*What is asked*: Make an exact copy of all the entries, with the pictures left out.

---------- Records shown ----------

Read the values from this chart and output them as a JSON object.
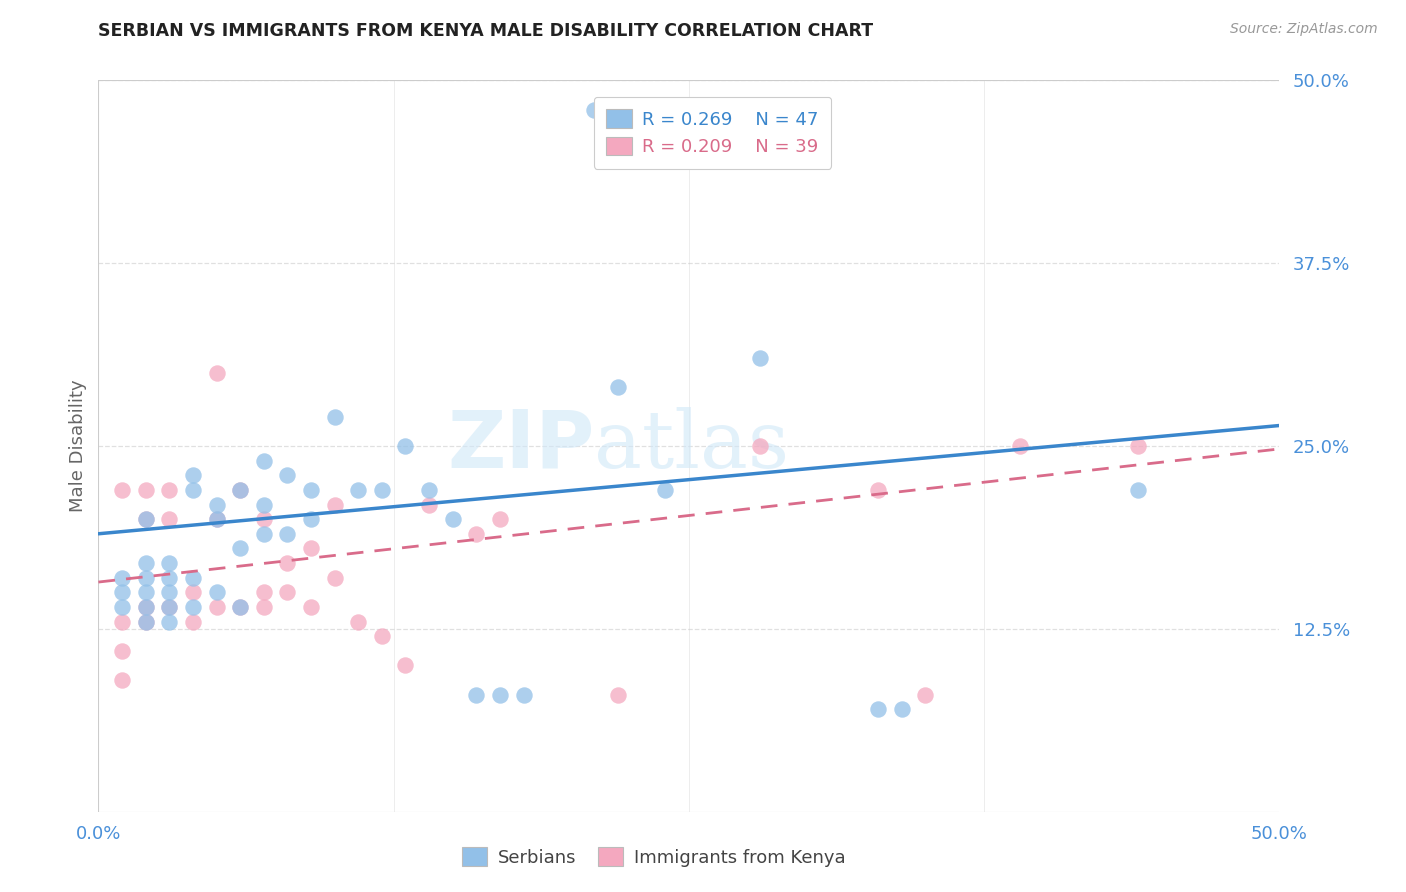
{
  "title": "SERBIAN VS IMMIGRANTS FROM KENYA MALE DISABILITY CORRELATION CHART",
  "source": "Source: ZipAtlas.com",
  "ylabel": "Male Disability",
  "xlim": [
    0.0,
    0.5
  ],
  "ylim": [
    0.0,
    0.5
  ],
  "xticks": [
    0.0,
    0.125,
    0.25,
    0.375,
    0.5
  ],
  "yticks": [
    0.0,
    0.125,
    0.25,
    0.375,
    0.5
  ],
  "xticklabels": [
    "0.0%",
    "",
    "",
    "",
    "50.0%"
  ],
  "yticklabels": [
    "",
    "12.5%",
    "25.0%",
    "37.5%",
    "50.0%"
  ],
  "watermark_zip": "ZIP",
  "watermark_atlas": "atlas",
  "serbian_color": "#92c0e8",
  "kenya_color": "#f4a8bf",
  "serbian_line_color": "#3a86cc",
  "kenya_line_color": "#d96b8a",
  "legend_serbian_R": "0.269",
  "legend_serbian_N": "47",
  "legend_kenya_R": "0.209",
  "legend_kenya_N": "39",
  "serbian_x": [
    0.01,
    0.01,
    0.01,
    0.02,
    0.02,
    0.02,
    0.02,
    0.02,
    0.02,
    0.03,
    0.03,
    0.03,
    0.03,
    0.03,
    0.04,
    0.04,
    0.04,
    0.04,
    0.05,
    0.05,
    0.05,
    0.06,
    0.06,
    0.06,
    0.07,
    0.07,
    0.07,
    0.08,
    0.08,
    0.09,
    0.09,
    0.1,
    0.11,
    0.12,
    0.13,
    0.14,
    0.15,
    0.16,
    0.17,
    0.18,
    0.21,
    0.22,
    0.24,
    0.28,
    0.33,
    0.34,
    0.44
  ],
  "serbian_y": [
    0.14,
    0.15,
    0.16,
    0.13,
    0.14,
    0.15,
    0.16,
    0.17,
    0.2,
    0.13,
    0.14,
    0.15,
    0.16,
    0.17,
    0.14,
    0.16,
    0.22,
    0.23,
    0.15,
    0.2,
    0.21,
    0.14,
    0.18,
    0.22,
    0.19,
    0.21,
    0.24,
    0.19,
    0.23,
    0.2,
    0.22,
    0.27,
    0.22,
    0.22,
    0.25,
    0.22,
    0.2,
    0.08,
    0.08,
    0.08,
    0.48,
    0.29,
    0.22,
    0.31,
    0.07,
    0.07,
    0.22
  ],
  "kenya_x": [
    0.01,
    0.01,
    0.01,
    0.01,
    0.02,
    0.02,
    0.02,
    0.02,
    0.03,
    0.03,
    0.03,
    0.04,
    0.04,
    0.05,
    0.05,
    0.05,
    0.06,
    0.06,
    0.07,
    0.07,
    0.07,
    0.08,
    0.08,
    0.09,
    0.09,
    0.1,
    0.1,
    0.11,
    0.12,
    0.13,
    0.14,
    0.16,
    0.17,
    0.22,
    0.28,
    0.33,
    0.35,
    0.39,
    0.44
  ],
  "kenya_y": [
    0.09,
    0.11,
    0.13,
    0.22,
    0.13,
    0.14,
    0.2,
    0.22,
    0.14,
    0.2,
    0.22,
    0.13,
    0.15,
    0.14,
    0.2,
    0.3,
    0.14,
    0.22,
    0.14,
    0.15,
    0.2,
    0.15,
    0.17,
    0.14,
    0.18,
    0.16,
    0.21,
    0.13,
    0.12,
    0.1,
    0.21,
    0.19,
    0.2,
    0.08,
    0.25,
    0.22,
    0.08,
    0.25,
    0.25
  ],
  "serbian_line_x0": 0.0,
  "serbian_line_y0": 0.19,
  "serbian_line_x1": 0.5,
  "serbian_line_y1": 0.264,
  "kenya_line_x0": 0.0,
  "kenya_line_y0": 0.157,
  "kenya_line_x1": 0.5,
  "kenya_line_y1": 0.248,
  "background_color": "#ffffff",
  "grid_color": "#e0e0e0"
}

----------

*Output for this task*:
Read the values from this chart and output them as a JSON object.
{
  "title": "SERBIAN VS IMMIGRANTS FROM KENYA MALE DISABILITY CORRELATION CHART",
  "source": "Source: ZipAtlas.com",
  "ylabel": "Male Disability",
  "xlim": [
    0.0,
    0.5
  ],
  "ylim": [
    0.0,
    0.5
  ],
  "xticks": [
    0.0,
    0.125,
    0.25,
    0.375,
    0.5
  ],
  "yticks": [
    0.0,
    0.125,
    0.25,
    0.375,
    0.5
  ],
  "xticklabels": [
    "0.0%",
    "",
    "",
    "",
    "50.0%"
  ],
  "yticklabels": [
    "",
    "12.5%",
    "25.0%",
    "37.5%",
    "50.0%"
  ],
  "watermark_zip": "ZIP",
  "watermark_atlas": "atlas",
  "serbian_color": "#92c0e8",
  "kenya_color": "#f4a8bf",
  "serbian_line_color": "#3a86cc",
  "kenya_line_color": "#d96b8a",
  "legend_serbian_R": "0.269",
  "legend_serbian_N": "47",
  "legend_kenya_R": "0.209",
  "legend_kenya_N": "39",
  "serbian_x": [
    0.01,
    0.01,
    0.01,
    0.02,
    0.02,
    0.02,
    0.02,
    0.02,
    0.02,
    0.03,
    0.03,
    0.03,
    0.03,
    0.03,
    0.04,
    0.04,
    0.04,
    0.04,
    0.05,
    0.05,
    0.05,
    0.06,
    0.06,
    0.06,
    0.07,
    0.07,
    0.07,
    0.08,
    0.08,
    0.09,
    0.09,
    0.1,
    0.11,
    0.12,
    0.13,
    0.14,
    0.15,
    0.16,
    0.17,
    0.18,
    0.21,
    0.22,
    0.24,
    0.28,
    0.33,
    0.34,
    0.44
  ],
  "serbian_y": [
    0.14,
    0.15,
    0.16,
    0.13,
    0.14,
    0.15,
    0.16,
    0.17,
    0.2,
    0.13,
    0.14,
    0.15,
    0.16,
    0.17,
    0.14,
    0.16,
    0.22,
    0.23,
    0.15,
    0.2,
    0.21,
    0.14,
    0.18,
    0.22,
    0.19,
    0.21,
    0.24,
    0.19,
    0.23,
    0.2,
    0.22,
    0.27,
    0.22,
    0.22,
    0.25,
    0.22,
    0.2,
    0.08,
    0.08,
    0.08,
    0.48,
    0.29,
    0.22,
    0.31,
    0.07,
    0.07,
    0.22
  ],
  "kenya_x": [
    0.01,
    0.01,
    0.01,
    0.01,
    0.02,
    0.02,
    0.02,
    0.02,
    0.03,
    0.03,
    0.03,
    0.04,
    0.04,
    0.05,
    0.05,
    0.05,
    0.06,
    0.06,
    0.07,
    0.07,
    0.07,
    0.08,
    0.08,
    0.09,
    0.09,
    0.1,
    0.1,
    0.11,
    0.12,
    0.13,
    0.14,
    0.16,
    0.17,
    0.22,
    0.28,
    0.33,
    0.35,
    0.39,
    0.44
  ],
  "kenya_y": [
    0.09,
    0.11,
    0.13,
    0.22,
    0.13,
    0.14,
    0.2,
    0.22,
    0.14,
    0.2,
    0.22,
    0.13,
    0.15,
    0.14,
    0.2,
    0.3,
    0.14,
    0.22,
    0.14,
    0.15,
    0.2,
    0.15,
    0.17,
    0.14,
    0.18,
    0.16,
    0.21,
    0.13,
    0.12,
    0.1,
    0.21,
    0.19,
    0.2,
    0.08,
    0.25,
    0.22,
    0.08,
    0.25,
    0.25
  ],
  "serbian_line_x0": 0.0,
  "serbian_line_y0": 0.19,
  "serbian_line_x1": 0.5,
  "serbian_line_y1": 0.264,
  "kenya_line_x0": 0.0,
  "kenya_line_y0": 0.157,
  "kenya_line_x1": 0.5,
  "kenya_line_y1": 0.248,
  "background_color": "#ffffff",
  "grid_color": "#e0e0e0"
}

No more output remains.